Required task: Will you quote all of the entries, word for word?

(Stored records)

+---+

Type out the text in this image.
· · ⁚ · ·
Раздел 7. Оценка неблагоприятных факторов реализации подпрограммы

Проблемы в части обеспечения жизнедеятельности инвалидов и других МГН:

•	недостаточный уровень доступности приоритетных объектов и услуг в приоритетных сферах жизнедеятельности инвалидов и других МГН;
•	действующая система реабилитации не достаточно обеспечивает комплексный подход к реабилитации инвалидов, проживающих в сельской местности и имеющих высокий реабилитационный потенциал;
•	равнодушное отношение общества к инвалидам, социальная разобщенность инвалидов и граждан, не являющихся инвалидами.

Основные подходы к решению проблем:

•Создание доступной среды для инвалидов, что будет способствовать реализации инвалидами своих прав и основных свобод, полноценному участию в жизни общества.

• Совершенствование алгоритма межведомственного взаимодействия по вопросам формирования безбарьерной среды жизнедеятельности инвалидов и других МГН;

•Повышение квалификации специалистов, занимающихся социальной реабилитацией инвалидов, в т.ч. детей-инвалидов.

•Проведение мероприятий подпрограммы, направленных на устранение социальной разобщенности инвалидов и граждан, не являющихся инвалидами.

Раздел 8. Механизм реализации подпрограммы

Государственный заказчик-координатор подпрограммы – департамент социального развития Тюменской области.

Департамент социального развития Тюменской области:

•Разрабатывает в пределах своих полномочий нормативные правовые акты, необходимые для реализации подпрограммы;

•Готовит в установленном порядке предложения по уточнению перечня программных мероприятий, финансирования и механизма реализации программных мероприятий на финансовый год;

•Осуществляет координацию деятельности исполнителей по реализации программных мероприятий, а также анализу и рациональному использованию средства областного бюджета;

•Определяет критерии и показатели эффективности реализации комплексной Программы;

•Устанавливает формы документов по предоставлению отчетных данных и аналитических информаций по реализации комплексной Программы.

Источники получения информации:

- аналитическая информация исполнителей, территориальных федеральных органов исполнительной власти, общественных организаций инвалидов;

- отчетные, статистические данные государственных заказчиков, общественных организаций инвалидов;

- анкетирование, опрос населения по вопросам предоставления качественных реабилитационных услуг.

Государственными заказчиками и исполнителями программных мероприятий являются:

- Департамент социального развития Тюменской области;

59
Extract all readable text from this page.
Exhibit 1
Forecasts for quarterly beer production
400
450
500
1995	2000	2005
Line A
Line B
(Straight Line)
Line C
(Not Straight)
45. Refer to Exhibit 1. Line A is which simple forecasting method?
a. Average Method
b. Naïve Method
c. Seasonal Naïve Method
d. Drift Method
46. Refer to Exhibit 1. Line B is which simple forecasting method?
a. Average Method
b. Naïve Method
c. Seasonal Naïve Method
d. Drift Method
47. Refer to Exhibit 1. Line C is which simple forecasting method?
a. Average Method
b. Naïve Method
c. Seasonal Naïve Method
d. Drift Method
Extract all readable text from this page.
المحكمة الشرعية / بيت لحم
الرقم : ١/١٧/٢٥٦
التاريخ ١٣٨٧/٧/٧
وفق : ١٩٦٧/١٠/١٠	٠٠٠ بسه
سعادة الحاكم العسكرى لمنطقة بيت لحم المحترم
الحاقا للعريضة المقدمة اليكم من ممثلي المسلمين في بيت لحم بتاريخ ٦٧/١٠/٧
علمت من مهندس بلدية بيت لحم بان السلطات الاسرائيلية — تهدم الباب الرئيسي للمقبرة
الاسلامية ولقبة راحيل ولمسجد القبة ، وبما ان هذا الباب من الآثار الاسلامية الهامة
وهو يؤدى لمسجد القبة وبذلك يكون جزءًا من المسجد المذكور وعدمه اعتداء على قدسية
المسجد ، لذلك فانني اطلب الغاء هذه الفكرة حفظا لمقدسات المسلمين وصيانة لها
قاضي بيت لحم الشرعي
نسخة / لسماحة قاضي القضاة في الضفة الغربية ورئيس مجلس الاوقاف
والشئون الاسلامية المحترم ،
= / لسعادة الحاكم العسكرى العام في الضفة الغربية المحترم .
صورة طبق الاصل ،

+---+

Solution below:
Type out the text in this image.
· · ⁚ · ·
Раздел 7. Оценка неблагоприятных факторов реализации подпрограммы

Проблемы в части обеспечения жизнедеятельности инвалидов и других МГН:

•	недостаточный уровень доступности приоритетных объектов и услуг в приоритетных сферах жизнедеятельности инвалидов и других МГН;
•	действующая система реабилитации не достаточно обеспечивает комплексный подход к реабилитации инвалидов, проживающих в сельской местности и имеющих высокий реабилитационный потенциал;
•	равнодушное отношение общества к инвалидам, социальная разобщенность инвалидов и граждан, не являющихся инвалидами.

Основные подходы к решению проблем:

•Создание доступной среды для инвалидов, что будет способствовать реализации инвалидами своих прав и основных свобод, полноценному участию в жизни общества.

• Совершенствование алгоритма межведомственного взаимодействия по вопросам формирования безбарьерной среды жизнедеятельности инвалидов и других МГН;

•Повышение квалификации специалистов, занимающихся социальной реабилитацией инвалидов, в т.ч. детей-инвалидов.

•Проведение мероприятий подпрограммы, направленных на устранение социальной разобщенности инвалидов и граждан, не являющихся инвалидами.

Раздел 8. Механизм реализации подпрограммы

Государственный заказчик-координатор подпрограммы – департамент социального развития Тюменской области.

Департамент социального развития Тюменской области:

•Разрабатывает в пределах своих полномочий нормативные правовые акты, необходимые для реализации подпрограммы;

•Готовит в установленном порядке предложения по уточнению перечня программных мероприятий, финансирования и механизма реализации программных мероприятий на финансовый год;

•Осуществляет координацию деятельности исполнителей по реализации программных мероприятий, а также анализу и рациональному использованию средства областного бюджета;

•Определяет критерии и показатели эффективности реализации комплексной Программы;

•Устанавливает формы документов по предоставлению отчетных данных и аналитических информаций по реализации комплексной Программы.

Источники получения информации:

- аналитическая информация исполнителей, территориальных федеральных органов исполнительной власти, общественных организаций инвалидов;

- отчетные, статистические данные государственных заказчиков, общественных организаций инвалидов;

- анкетирование, опрос населения по вопросам предоставления качественных реабилитационных услуг.

Государственными заказчиками и исполнителями программных мероприятий являются:

- Департамент социального развития Тюменской области;

59
Extract all readable text from this page.
Exhibit 1
Forecasts for quarterly beer production
400
450
500
1995	2000	2005
Line A
Line B
(Straight Line)
Line C
(Not Straight)
45. Refer to Exhibit 1. Line A is which simple forecasting method?
a. Average Method
b. Naïve Method
c. Seasonal Naïve Method
d. Drift Method
46. Refer to Exhibit 1. Line B is which simple forecasting method?
a. Average Method
b. Naïve Method
c. Seasonal Naïve Method
d. Drift Method
47. Refer to Exhibit 1. Line C is which simple forecasting method?
a. Average Method
b. Naïve Method
c. Seasonal Naïve Method
d. Drift Method
Extract all readable text from this page.
المحكمة الشرعية / بيت لحم
الرقم : ١/١٧/٢٥٦
التاريخ ١٣٨٧/٧/٧
وفق : ١٩٦٧/١٠/١٠	٠٠٠ بسه
سعادة الحاكم العسكرى لمنطقة بيت لحم المحترم
الحاقا للعريضة المقدمة اليكم من ممثلي المسلمين في بيت لحم بتاريخ ٦٧/١٠/٧
علمت من مهندس بلدية بيت لحم بان السلطات الاسرائيلية — تهدم الباب الرئيسي للمقبرة
الاسلامية ولقبة راحيل ولمسجد القبة ، وبما ان هذا الباب من الآثار الاسلامية الهامة
وهو يؤدى لمسجد القبة وبذلك يكون جزءًا من المسجد المذكور وعدمه اعتداء على قدسية
المسجد ، لذلك فانني اطلب الغاء هذه الفكرة حفظا لمقدسات المسلمين وصيانة لها
قاضي بيت لحم الشرعي
نسخة / لسماحة قاضي القضاة في الضفة الغربية ورئيس مجلس الاوقاف
والشئون الاسلامية المحترم ،
= / لسعادة الحاكم العسكرى العام في الضفة الغربية المحترم .
صورة طبق الاصل ،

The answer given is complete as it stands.